Work item
Give the records once more, exactly as they stand.

(Stored records)
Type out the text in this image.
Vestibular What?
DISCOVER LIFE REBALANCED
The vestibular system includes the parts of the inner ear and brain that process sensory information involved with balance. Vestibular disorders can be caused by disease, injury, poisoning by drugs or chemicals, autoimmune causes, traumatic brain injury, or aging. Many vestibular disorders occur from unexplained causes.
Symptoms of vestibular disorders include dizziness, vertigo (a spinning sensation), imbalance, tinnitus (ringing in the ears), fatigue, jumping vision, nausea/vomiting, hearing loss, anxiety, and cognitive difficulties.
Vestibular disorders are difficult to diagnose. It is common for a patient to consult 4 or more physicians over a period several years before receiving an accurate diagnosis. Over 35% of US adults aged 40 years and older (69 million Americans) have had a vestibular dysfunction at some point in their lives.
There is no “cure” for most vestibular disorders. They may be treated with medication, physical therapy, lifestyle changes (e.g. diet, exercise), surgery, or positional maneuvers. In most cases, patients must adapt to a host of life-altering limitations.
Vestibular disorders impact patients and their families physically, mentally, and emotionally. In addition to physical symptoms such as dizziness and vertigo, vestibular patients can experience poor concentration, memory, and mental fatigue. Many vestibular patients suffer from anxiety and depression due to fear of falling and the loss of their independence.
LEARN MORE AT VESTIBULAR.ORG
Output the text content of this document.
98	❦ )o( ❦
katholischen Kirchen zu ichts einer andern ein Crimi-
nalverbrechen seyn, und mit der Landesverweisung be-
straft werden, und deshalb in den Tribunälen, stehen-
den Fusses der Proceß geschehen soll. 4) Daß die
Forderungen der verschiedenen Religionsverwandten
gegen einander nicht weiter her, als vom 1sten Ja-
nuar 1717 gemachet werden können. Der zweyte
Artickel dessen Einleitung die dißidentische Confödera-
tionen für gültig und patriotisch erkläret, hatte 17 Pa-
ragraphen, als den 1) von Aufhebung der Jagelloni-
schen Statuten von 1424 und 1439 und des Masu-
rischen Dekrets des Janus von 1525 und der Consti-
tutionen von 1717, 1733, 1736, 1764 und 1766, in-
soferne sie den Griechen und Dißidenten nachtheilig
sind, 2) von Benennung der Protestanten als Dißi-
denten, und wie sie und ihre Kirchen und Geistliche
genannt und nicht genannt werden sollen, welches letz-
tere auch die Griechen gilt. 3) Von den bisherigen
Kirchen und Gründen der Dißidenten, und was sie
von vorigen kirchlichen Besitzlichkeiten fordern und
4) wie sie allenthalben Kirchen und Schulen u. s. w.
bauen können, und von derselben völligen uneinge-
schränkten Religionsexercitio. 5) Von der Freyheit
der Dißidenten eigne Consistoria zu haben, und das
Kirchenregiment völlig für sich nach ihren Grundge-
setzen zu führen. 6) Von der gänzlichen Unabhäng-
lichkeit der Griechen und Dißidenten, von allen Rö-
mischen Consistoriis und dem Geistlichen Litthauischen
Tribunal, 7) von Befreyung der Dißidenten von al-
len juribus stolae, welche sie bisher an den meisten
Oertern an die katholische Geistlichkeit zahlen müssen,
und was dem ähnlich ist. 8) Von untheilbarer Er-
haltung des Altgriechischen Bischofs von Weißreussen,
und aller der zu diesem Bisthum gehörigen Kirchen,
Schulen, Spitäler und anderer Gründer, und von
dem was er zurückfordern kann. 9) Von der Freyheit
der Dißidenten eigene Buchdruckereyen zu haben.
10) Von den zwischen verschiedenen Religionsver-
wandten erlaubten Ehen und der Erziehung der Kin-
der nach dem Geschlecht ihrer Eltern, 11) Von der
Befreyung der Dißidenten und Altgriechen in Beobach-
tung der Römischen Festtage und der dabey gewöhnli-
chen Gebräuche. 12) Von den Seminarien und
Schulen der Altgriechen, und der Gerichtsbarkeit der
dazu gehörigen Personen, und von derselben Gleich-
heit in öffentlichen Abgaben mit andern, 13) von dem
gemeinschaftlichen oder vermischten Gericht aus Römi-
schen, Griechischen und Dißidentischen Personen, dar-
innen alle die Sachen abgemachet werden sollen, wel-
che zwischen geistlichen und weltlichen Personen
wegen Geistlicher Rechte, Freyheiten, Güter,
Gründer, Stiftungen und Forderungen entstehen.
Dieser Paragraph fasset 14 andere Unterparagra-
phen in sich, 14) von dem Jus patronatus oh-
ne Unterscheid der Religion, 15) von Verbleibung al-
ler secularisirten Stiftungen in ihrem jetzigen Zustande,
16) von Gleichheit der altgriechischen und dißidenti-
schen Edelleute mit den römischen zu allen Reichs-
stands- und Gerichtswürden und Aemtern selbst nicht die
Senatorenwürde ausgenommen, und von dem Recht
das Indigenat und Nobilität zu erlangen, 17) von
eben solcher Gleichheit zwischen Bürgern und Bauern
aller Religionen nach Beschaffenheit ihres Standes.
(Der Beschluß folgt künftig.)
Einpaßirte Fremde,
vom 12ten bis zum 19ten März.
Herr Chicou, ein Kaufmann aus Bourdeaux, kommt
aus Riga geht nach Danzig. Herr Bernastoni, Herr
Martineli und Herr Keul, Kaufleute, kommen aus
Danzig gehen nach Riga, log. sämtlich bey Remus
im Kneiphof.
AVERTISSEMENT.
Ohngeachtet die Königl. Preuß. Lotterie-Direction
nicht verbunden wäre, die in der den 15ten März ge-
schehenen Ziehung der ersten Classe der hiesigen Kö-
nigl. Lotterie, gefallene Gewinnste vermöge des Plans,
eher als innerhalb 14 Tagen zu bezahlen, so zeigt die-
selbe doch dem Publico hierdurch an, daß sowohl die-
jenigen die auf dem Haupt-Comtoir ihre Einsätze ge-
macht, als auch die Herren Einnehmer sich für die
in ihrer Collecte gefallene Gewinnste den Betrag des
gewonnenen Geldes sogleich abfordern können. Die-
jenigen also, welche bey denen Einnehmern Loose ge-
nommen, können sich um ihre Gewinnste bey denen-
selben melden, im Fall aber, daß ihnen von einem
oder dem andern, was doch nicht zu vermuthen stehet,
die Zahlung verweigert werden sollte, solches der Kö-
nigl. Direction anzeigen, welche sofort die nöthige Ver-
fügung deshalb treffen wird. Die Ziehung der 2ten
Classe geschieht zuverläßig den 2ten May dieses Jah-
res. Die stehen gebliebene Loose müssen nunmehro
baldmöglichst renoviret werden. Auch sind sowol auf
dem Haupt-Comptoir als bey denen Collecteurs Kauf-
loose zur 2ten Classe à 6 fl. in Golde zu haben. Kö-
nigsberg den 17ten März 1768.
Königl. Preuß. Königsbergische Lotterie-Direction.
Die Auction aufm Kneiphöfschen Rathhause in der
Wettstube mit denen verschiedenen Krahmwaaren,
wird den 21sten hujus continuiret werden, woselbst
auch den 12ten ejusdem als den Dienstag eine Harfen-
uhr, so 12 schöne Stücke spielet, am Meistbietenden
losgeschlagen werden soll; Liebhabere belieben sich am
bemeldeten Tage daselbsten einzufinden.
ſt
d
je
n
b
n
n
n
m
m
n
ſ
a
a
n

Exercise result
Type out the text in this image.
Vestibular What?
DISCOVER LIFE REBALANCED
The vestibular system includes the parts of the inner ear and brain that process sensory information involved with balance. Vestibular disorders can be caused by disease, injury, poisoning by drugs or chemicals, autoimmune causes, traumatic brain injury, or aging. Many vestibular disorders occur from unexplained causes.
Symptoms of vestibular disorders include dizziness, vertigo (a spinning sensation), imbalance, tinnitus (ringing in the ears), fatigue, jumping vision, nausea/vomiting, hearing loss, anxiety, and cognitive difficulties.
Vestibular disorders are difficult to diagnose. It is common for a patient to consult 4 or more physicians over a period several years before receiving an accurate diagnosis. Over 35% of US adults aged 40 years and older (69 million Americans) have had a vestibular dysfunction at some point in their lives.
There is no “cure” for most vestibular disorders. They may be treated with medication, physical therapy, lifestyle changes (e.g. diet, exercise), surgery, or positional maneuvers. In most cases, patients must adapt to a host of life-altering limitations.
Vestibular disorders impact patients and their families physically, mentally, and emotionally. In addition to physical symptoms such as dizziness and vertigo, vestibular patients can experience poor concentration, memory, and mental fatigue. Many vestibular patients suffer from anxiety and depression due to fear of falling and the loss of their independence.
LEARN MORE AT VESTIBULAR.ORG
Output the text content of this document.
98	❦ )o( ❦
katholischen Kirchen zu ichts einer andern ein Crimi-
nalverbrechen seyn, und mit der Landesverweisung be-
straft werden, und deshalb in den Tribunälen, stehen-
den Fusses der Proceß geschehen soll. 4) Daß die
Forderungen der verschiedenen Religionsverwandten
gegen einander nicht weiter her, als vom 1sten Ja-
nuar 1717 gemachet werden können. Der zweyte
Artickel dessen Einleitung die dißidentische Confödera-
tionen für gültig und patriotisch erkläret, hatte 17 Pa-
ragraphen, als den 1) von Aufhebung der Jagelloni-
schen Statuten von 1424 und 1439 und des Masu-
rischen Dekrets des Janus von 1525 und der Consti-
tutionen von 1717, 1733, 1736, 1764 und 1766, in-
soferne sie den Griechen und Dißidenten nachtheilig
sind, 2) von Benennung der Protestanten als Dißi-
denten, und wie sie und ihre Kirchen und Geistliche
genannt und nicht genannt werden sollen, welches letz-
tere auch die Griechen gilt. 3) Von den bisherigen
Kirchen und Gründen der Dißidenten, und was sie
von vorigen kirchlichen Besitzlichkeiten fordern und
4) wie sie allenthalben Kirchen und Schulen u. s. w.
bauen können, und von derselben völligen uneinge-
schränkten Religionsexercitio. 5) Von der Freyheit
der Dißidenten eigne Consistoria zu haben, und das
Kirchenregiment völlig für sich nach ihren Grundge-
setzen zu führen. 6) Von der gänzlichen Unabhäng-
lichkeit der Griechen und Dißidenten, von allen Rö-
mischen Consistoriis und dem Geistlichen Litthauischen
Tribunal, 7) von Befreyung der Dißidenten von al-
len juribus stolae, welche sie bisher an den meisten
Oertern an die katholische Geistlichkeit zahlen müssen,
und was dem ähnlich ist. 8) Von untheilbarer Er-
haltung des Altgriechischen Bischofs von Weißreussen,
und aller der zu diesem Bisthum gehörigen Kirchen,
Schulen, Spitäler und anderer Gründer, und von
dem was er zurückfordern kann. 9) Von der Freyheit
der Dißidenten eigene Buchdruckereyen zu haben.
10) Von den zwischen verschiedenen Religionsver-
wandten erlaubten Ehen und der Erziehung der Kin-
der nach dem Geschlecht ihrer Eltern, 11) Von der
Befreyung der Dißidenten und Altgriechen in Beobach-
tung der Römischen Festtage und der dabey gewöhnli-
chen Gebräuche. 12) Von den Seminarien und
Schulen der Altgriechen, und der Gerichtsbarkeit der
dazu gehörigen Personen, und von derselben Gleich-
heit in öffentlichen Abgaben mit andern, 13) von dem
gemeinschaftlichen oder vermischten Gericht aus Römi-
schen, Griechischen und Dißidentischen Personen, dar-
innen alle die Sachen abgemachet werden sollen, wel-
che zwischen geistlichen und weltlichen Personen
wegen Geistlicher Rechte, Freyheiten, Güter,
Gründer, Stiftungen und Forderungen entstehen.
Dieser Paragraph fasset 14 andere Unterparagra-
phen in sich, 14) von dem Jus patronatus oh-
ne Unterscheid der Religion, 15) von Verbleibung al-
ler secularisirten Stiftungen in ihrem jetzigen Zustande,
16) von Gleichheit der altgriechischen und dißidenti-
schen Edelleute mit den römischen zu allen Reichs-
stands- und Gerichtswürden und Aemtern selbst nicht die
Senatorenwürde ausgenommen, und von dem Recht
das Indigenat und Nobilität zu erlangen, 17) von
eben solcher Gleichheit zwischen Bürgern und Bauern
aller Religionen nach Beschaffenheit ihres Standes.
(Der Beschluß folgt künftig.)
Einpaßirte Fremde,
vom 12ten bis zum 19ten März.
Herr Chicou, ein Kaufmann aus Bourdeaux, kommt
aus Riga geht nach Danzig. Herr Bernastoni, Herr
Martineli und Herr Keul, Kaufleute, kommen aus
Danzig gehen nach Riga, log. sämtlich bey Remus
im Kneiphof.
AVERTISSEMENT.
Ohngeachtet die Königl. Preuß. Lotterie-Direction
nicht verbunden wäre, die in der den 15ten März ge-
schehenen Ziehung der ersten Classe der hiesigen Kö-
nigl. Lotterie, gefallene Gewinnste vermöge des Plans,
eher als innerhalb 14 Tagen zu bezahlen, so zeigt die-
selbe doch dem Publico hierdurch an, daß sowohl die-
jenigen die auf dem Haupt-Comtoir ihre Einsätze ge-
macht, als auch die Herren Einnehmer sich für die
in ihrer Collecte gefallene Gewinnste den Betrag des
gewonnenen Geldes sogleich abfordern können. Die-
jenigen also, welche bey denen Einnehmern Loose ge-
nommen, können sich um ihre Gewinnste bey denen-
selben melden, im Fall aber, daß ihnen von einem
oder dem andern, was doch nicht zu vermuthen stehet,
die Zahlung verweigert werden sollte, solches der Kö-
nigl. Direction anzeigen, welche sofort die nöthige Ver-
fügung deshalb treffen wird. Die Ziehung der 2ten
Classe geschieht zuverläßig den 2ten May dieses Jah-
res. Die stehen gebliebene Loose müssen nunmehro
baldmöglichst renoviret werden. Auch sind sowol auf
dem Haupt-Comptoir als bey denen Collecteurs Kauf-
loose zur 2ten Classe à 6 fl. in Golde zu haben. Kö-
nigsberg den 17ten März 1768.
Königl. Preuß. Königsbergische Lotterie-Direction.
Die Auction aufm Kneiphöfschen Rathhause in der
Wettstube mit denen verschiedenen Krahmwaaren,
wird den 21sten hujus continuiret werden, woselbst
auch den 12ten ejusdem als den Dienstag eine Harfen-
uhr, so 12 schöne Stücke spielet, am Meistbietenden
losgeschlagen werden soll; Liebhabere belieben sich am
bemeldeten Tage daselbsten einzufinden.
ſt
d
je
n
b
n
n
n
m
m
n
ſ
a
a
n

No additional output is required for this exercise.